_Exercise prompt_.
Leave out the pictures and repeat the rest of the material exactly.
-=-=-=-=-
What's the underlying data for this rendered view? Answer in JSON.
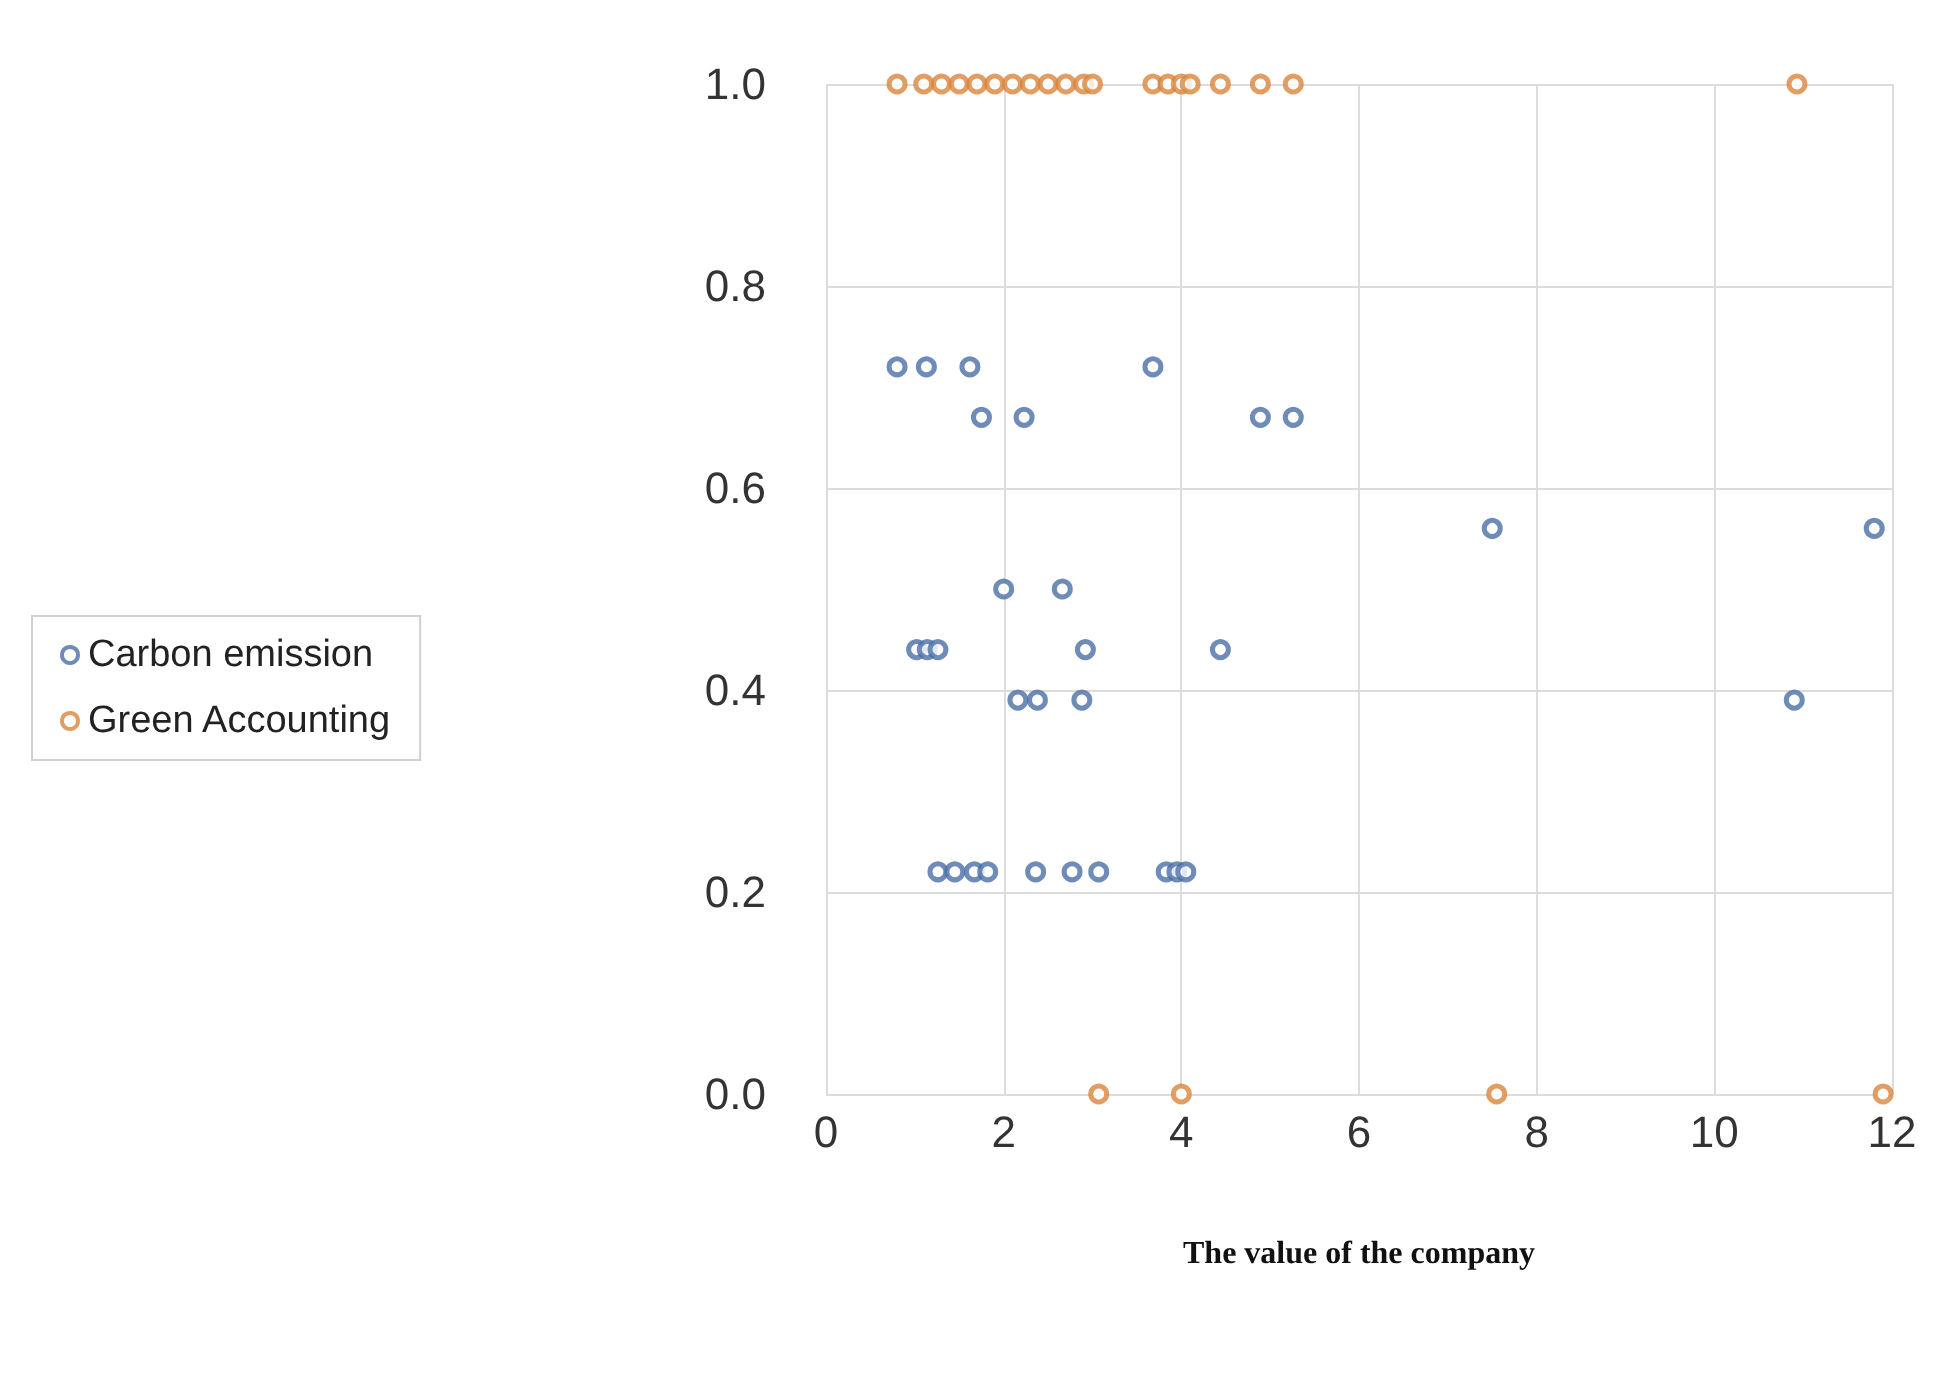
{
  "chart_data": {
    "type": "scatter",
    "xlabel": "The value of the company",
    "xlim": [
      0,
      12
    ],
    "xticks": [
      0,
      2,
      4,
      6,
      8,
      10,
      12
    ],
    "ylim": [
      0,
      1
    ],
    "yticks": [
      {
        "value": 0,
        "label": "0.0"
      },
      {
        "value": 0.2,
        "label": "0.2"
      },
      {
        "value": 0.4,
        "label": "0.4"
      },
      {
        "value": 0.6,
        "label": "0.6"
      },
      {
        "value": 0.8,
        "label": "0.8"
      },
      {
        "value": 1,
        "label": "1.0"
      }
    ],
    "grid": true,
    "legend": "left",
    "marker": "circle",
    "series": [
      {
        "name": "Carbon emission",
        "color": "#4a6fa5",
        "x": [
          0.8,
          1.13,
          1.62,
          3.68,
          1.75,
          2.23,
          4.89,
          5.26,
          7.5,
          11.8,
          2.0,
          2.66,
          1.02,
          1.14,
          1.26,
          2.92,
          4.44,
          2.16,
          2.38,
          2.88,
          10.9,
          1.26,
          1.45,
          1.67,
          1.82,
          2.36,
          2.77,
          3.07,
          3.83,
          3.95,
          4.05
        ],
        "values": [
          0.72,
          0.72,
          0.72,
          0.72,
          0.67,
          0.67,
          0.67,
          0.67,
          0.56,
          0.56,
          0.5,
          0.5,
          0.44,
          0.44,
          0.44,
          0.44,
          0.44,
          0.39,
          0.39,
          0.39,
          0.39,
          0.22,
          0.22,
          0.22,
          0.22,
          0.22,
          0.22,
          0.22,
          0.22,
          0.22,
          0.22
        ]
      },
      {
        "name": "Green Accounting",
        "color": "#d9843b",
        "x": [
          0.8,
          1.1,
          1.3,
          1.5,
          1.7,
          1.9,
          2.1,
          2.3,
          2.5,
          2.7,
          2.9,
          3.0,
          3.68,
          3.85,
          4.0,
          4.1,
          4.44,
          4.89,
          5.26,
          10.93,
          3.07,
          4.0,
          7.55,
          11.9
        ],
        "values": [
          1,
          1,
          1,
          1,
          1,
          1,
          1,
          1,
          1,
          1,
          1,
          1,
          1,
          1,
          1,
          1,
          1,
          1,
          1,
          1,
          0,
          0,
          0,
          0
        ]
      }
    ]
  }
}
-=-=-=-=-
_Written solution_.
What's the underlying data for this rendered view? Answer in JSON.
{
  "chart_data": {
    "type": "scatter",
    "xlabel": "The value of the company",
    "xlim": [
      0,
      12
    ],
    "xticks": [
      0,
      2,
      4,
      6,
      8,
      10,
      12
    ],
    "ylim": [
      0,
      1
    ],
    "yticks": [
      {
        "value": 0,
        "label": "0.0"
      },
      {
        "value": 0.2,
        "label": "0.2"
      },
      {
        "value": 0.4,
        "label": "0.4"
      },
      {
        "value": 0.6,
        "label": "0.6"
      },
      {
        "value": 0.8,
        "label": "0.8"
      },
      {
        "value": 1,
        "label": "1.0"
      }
    ],
    "grid": true,
    "legend": "left",
    "marker": "circle",
    "series": [
      {
        "name": "Carbon emission",
        "color": "#4a6fa5",
        "x": [
          0.8,
          1.13,
          1.62,
          3.68,
          1.75,
          2.23,
          4.89,
          5.26,
          7.5,
          11.8,
          2.0,
          2.66,
          1.02,
          1.14,
          1.26,
          2.92,
          4.44,
          2.16,
          2.38,
          2.88,
          10.9,
          1.26,
          1.45,
          1.67,
          1.82,
          2.36,
          2.77,
          3.07,
          3.83,
          3.95,
          4.05
        ],
        "values": [
          0.72,
          0.72,
          0.72,
          0.72,
          0.67,
          0.67,
          0.67,
          0.67,
          0.56,
          0.56,
          0.5,
          0.5,
          0.44,
          0.44,
          0.44,
          0.44,
          0.44,
          0.39,
          0.39,
          0.39,
          0.39,
          0.22,
          0.22,
          0.22,
          0.22,
          0.22,
          0.22,
          0.22,
          0.22,
          0.22,
          0.22
        ]
      },
      {
        "name": "Green Accounting",
        "color": "#d9843b",
        "x": [
          0.8,
          1.1,
          1.3,
          1.5,
          1.7,
          1.9,
          2.1,
          2.3,
          2.5,
          2.7,
          2.9,
          3.0,
          3.68,
          3.85,
          4.0,
          4.1,
          4.44,
          4.89,
          5.26,
          10.93,
          3.07,
          4.0,
          7.55,
          11.9
        ],
        "values": [
          1,
          1,
          1,
          1,
          1,
          1,
          1,
          1,
          1,
          1,
          1,
          1,
          1,
          1,
          1,
          1,
          1,
          1,
          1,
          1,
          0,
          0,
          0,
          0
        ]
      }
    ]
  }
}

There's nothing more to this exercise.